## [Problem to work on]
Each line that includes the string "Salerno" counts once; give the total and nothing else.

** BEGIN Data for the task **

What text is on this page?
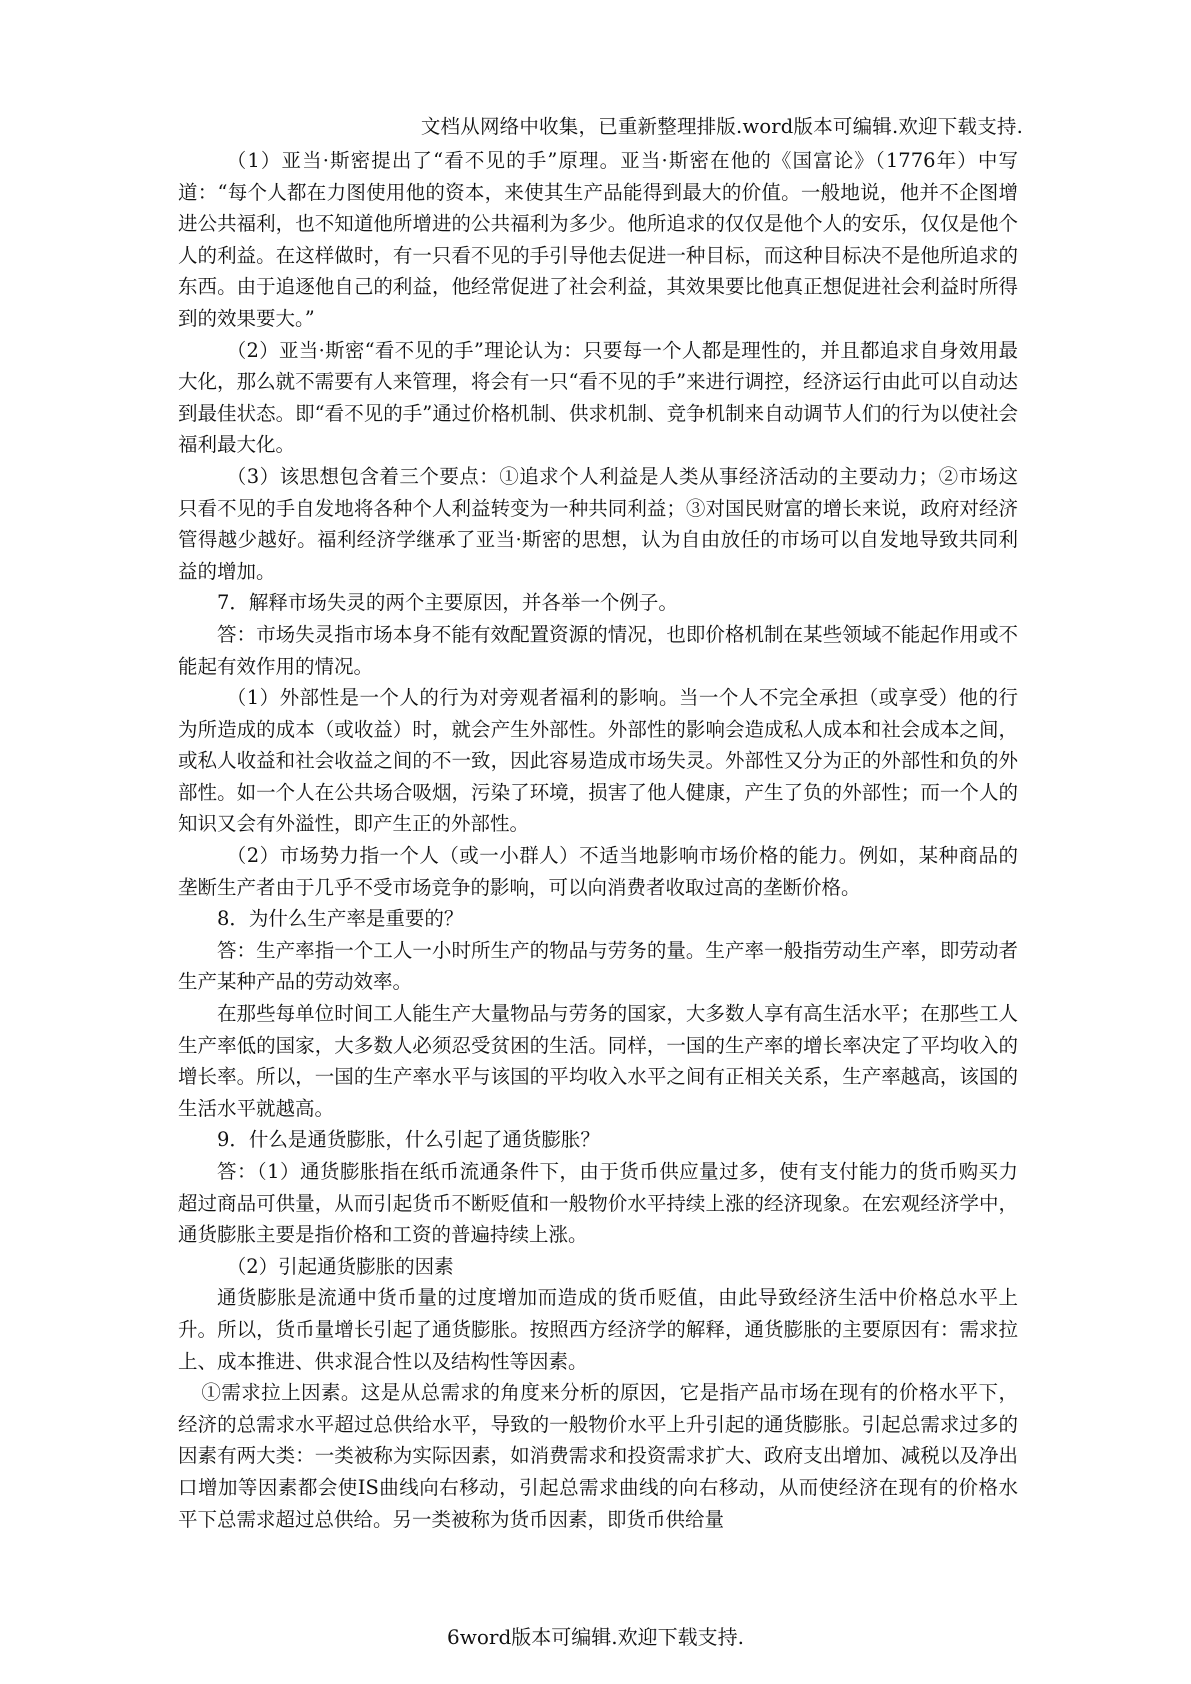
文档从网络中收集，已重新整理排版.word版本可编辑.欢迎下载支持.

（1）亚当·斯密提出了“看不见的手”原理。亚当·斯密在他的《国富论》（1776年）中写道：“每个人都在力图使用他的资本，来使其生产品能得到最大的价值。一般地说，他并不企图增进公共福利，也不知道他所增进的公共福利为多少。他所追求的仅仅是他个人的安乐，仅仅是他个人的利益。在这样做时，有一只看不见的手引导他去促进一种目标，而这种目标决不是他所追求的东西。由于追逐他自己的利益，他经常促进了社会利益，其效果要比他真正想促进社会利益时所得到的效果要大。”

（2）亚当·斯密“看不见的手”理论认为：只要每一个人都是理性的，并且都追求自身效用最大化，那么就不需要有人来管理，将会有一只“看不见的手”来进行调控，经济运行由此可以自动达到最佳状态。即“看不见的手”通过价格机制、供求机制、竞争机制来自动调节人们的行为以使社会福利最大化。

（3）该思想包含着三个要点：①追求个人利益是人类从事经济活动的主要动力；②市场这只看不见的手自发地将各种个人利益转变为一种共同利益；③对国民财富的增长来说，政府对经济管得越少越好。福利经济学继承了亚当·斯密的思想，认为自由放任的市场可以自发地导致共同利益的增加。

7．解释市场失灵的两个主要原因，并各举一个例子。

答：市场失灵指市场本身不能有效配置资源的情况，也即价格机制在某些领域不能起作用或不能起有效作用的情况。

（1）外部性是一个人的行为对旁观者福利的影响。当一个人不完全承担（或享受）他的行为所造成的成本（或收益）时，就会产生外部性。外部性的影响会造成私人成本和社会成本之间，或私人收益和社会收益之间的不一致，因此容易造成市场失灵。外部性又分为正的外部性和负的外部性。如一个人在公共场合吸烟，污染了环境，损害了他人健康，产生了负的外部性；而一个人的知识又会有外溢性，即产生正的外部性。

（2）市场势力指一个人（或一小群人）不适当地影响市场价格的能力。例如，某种商品的垄断生产者由于几乎不受市场竞争的影响，可以向消费者收取过高的垄断价格。

8．为什么生产率是重要的？

答：生产率指一个工人一小时所生产的物品与劳务的量。生产率一般指劳动生产率，即劳动者生产某种产品的劳动效率。

在那些每单位时间工人能生产大量物品与劳务的国家，大多数人享有高生活水平；在那些工人生产率低的国家，大多数人必须忍受贫困的生活。同样，一国的生产率的增长率决定了平均收入的增长率。所以，一国的生产率水平与该国的平均收入水平之间有正相关关系，生产率越高，该国的生活水平就越高。

9．什么是通货膨胀，什么引起了通货膨胀？

答：（1）通货膨胀指在纸币流通条件下，由于货币供应量过多，使有支付能力的货币购买力超过商品可供量，从而引起货币不断贬值和一般物价水平持续上涨的经济现象。在宏观经济学中，通货膨胀主要是指价格和工资的普遍持续上涨。

（2）引起通货膨胀的因素

通货膨胀是流通中货币量的过度增加而造成的货币贬值，由此导致经济生活中价格总水平上升。所以，货币量增长引起了通货膨胀。按照西方经济学的解释，通货膨胀的主要原因有：需求拉上、成本推进、供求混合性以及结构性等因素。

①需求拉上因素。这是从总需求的角度来分析的原因，它是指产品市场在现有的价格水平下，经济的总需求水平超过总供给水平，导致的一般物价水平上升引起的通货膨胀。引起总需求过多的因素有两大类：一类被称为实际因素，如消费需求和投资需求扩大、政府支出增加、减税以及净出口增加等因素都会使IS曲线向右移动，引起总需求曲线的向右移动，从而使经济在现有的价格水平下总需求超过总供给。另一类被称为货币因素，即货币供给量

6word版本可编辑.欢迎下载支持.
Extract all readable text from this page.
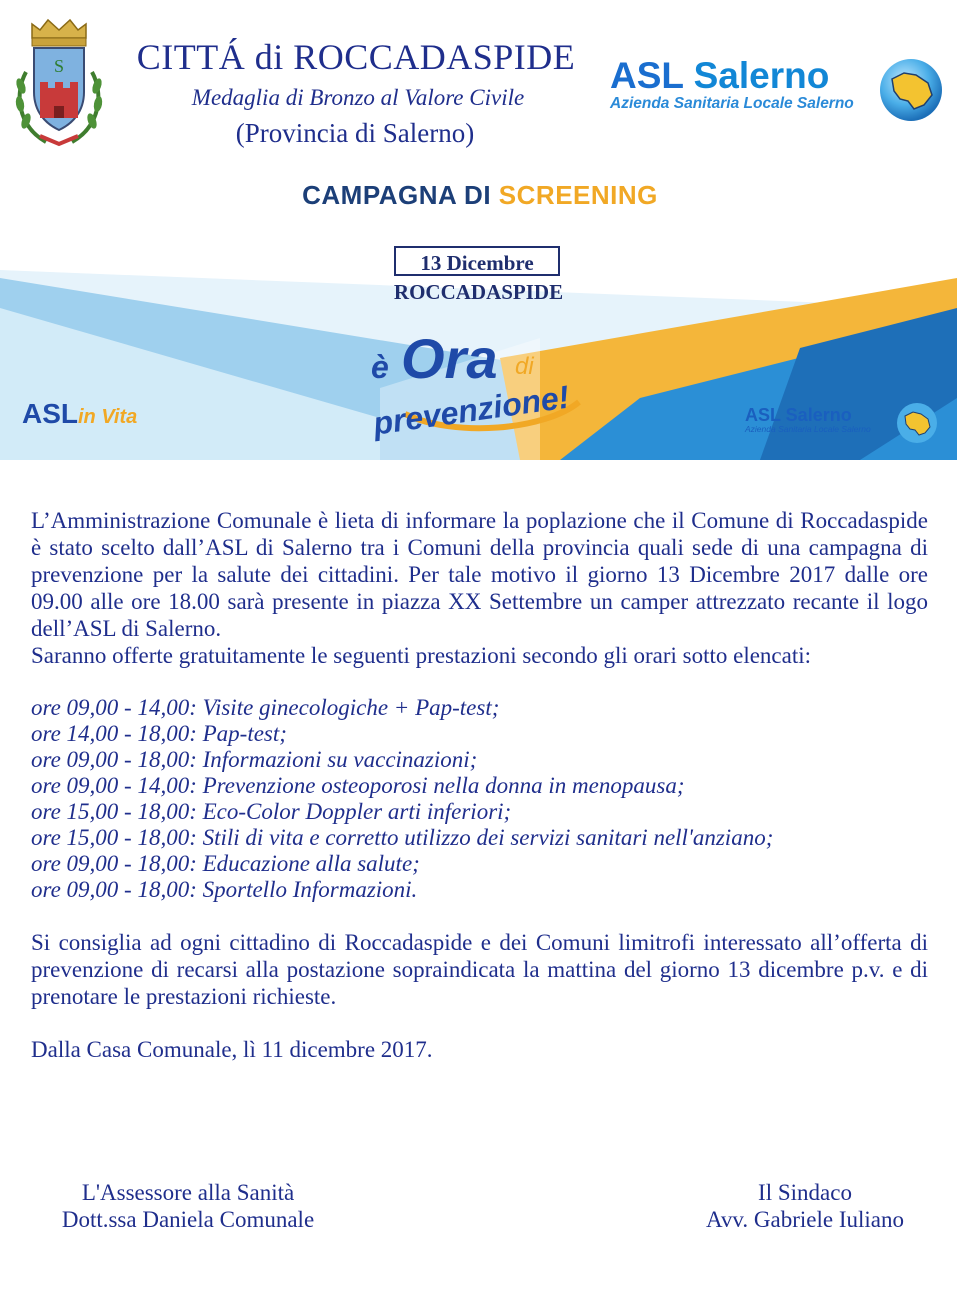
S	CITTÁ di ROCCADASPIDE
Medaglia di Bronzo al Valore Civile
(Provincia di Salerno)
ASL Salerno
Azienda Sanitaria Locale Salerno
CAMPAGNA DI SCREENING
13 Dicembre
ROCCADASPIDE
è Ora di
prevenzione!
ASLin Vita	ASL Salerno
Azienda Sanitaria Locale Salerno

L’Amministrazione Comunale è lieta di informare la poplazione che il Comune di Roccadaspide è stato scelto dall’ASL di Salerno tra i Comuni della provincia quali sede di una campagna di prevenzione per la salute dei cittadini. Per tale motivo il giorno 13 Dicembre 2017 dalle ore 09.00 alle ore 18.00 sarà presente in piazza XX Settembre un camper attrezzato recante il logo dell’ASL di Salerno.

Saranno offerte gratuitamente le seguenti prestazioni secondo gli orari sotto elencati:

ore 09,00 - 14,00: Visite ginecologiche + Pap-test;
ore 14,00 - 18,00: Pap-test;
ore 09,00 - 18,00: Informazioni su vaccinazioni;
ore 09,00 - 14,00: Prevenzione osteoporosi nella donna in menopausa;
ore 15,00 - 18,00: Eco-Color Doppler arti inferiori;
ore 15,00 - 18,00: Stili di vita e corretto utilizzo dei servizi sanitari nell'anziano;
ore 09,00 - 18,00: Educazione alla salute;
ore 09,00 - 18,00: Sportello Informazioni.

Si consiglia ad ogni cittadino di Roccadaspide e dei Comuni limitrofi interessato all’offerta di prevenzione di recarsi alla postazione sopraindicata la mattina del giorno 13 dicembre p.v. e di prenotare le prestazioni richieste.

Dalla Casa Comunale, lì 11 dicembre 2017.

L'Assessore alla Sanità
Dott.ssa Daniela Comunale
Il Sindaco
Avv. Gabriele Iuliano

** END Data for the task **

## [Written response]
6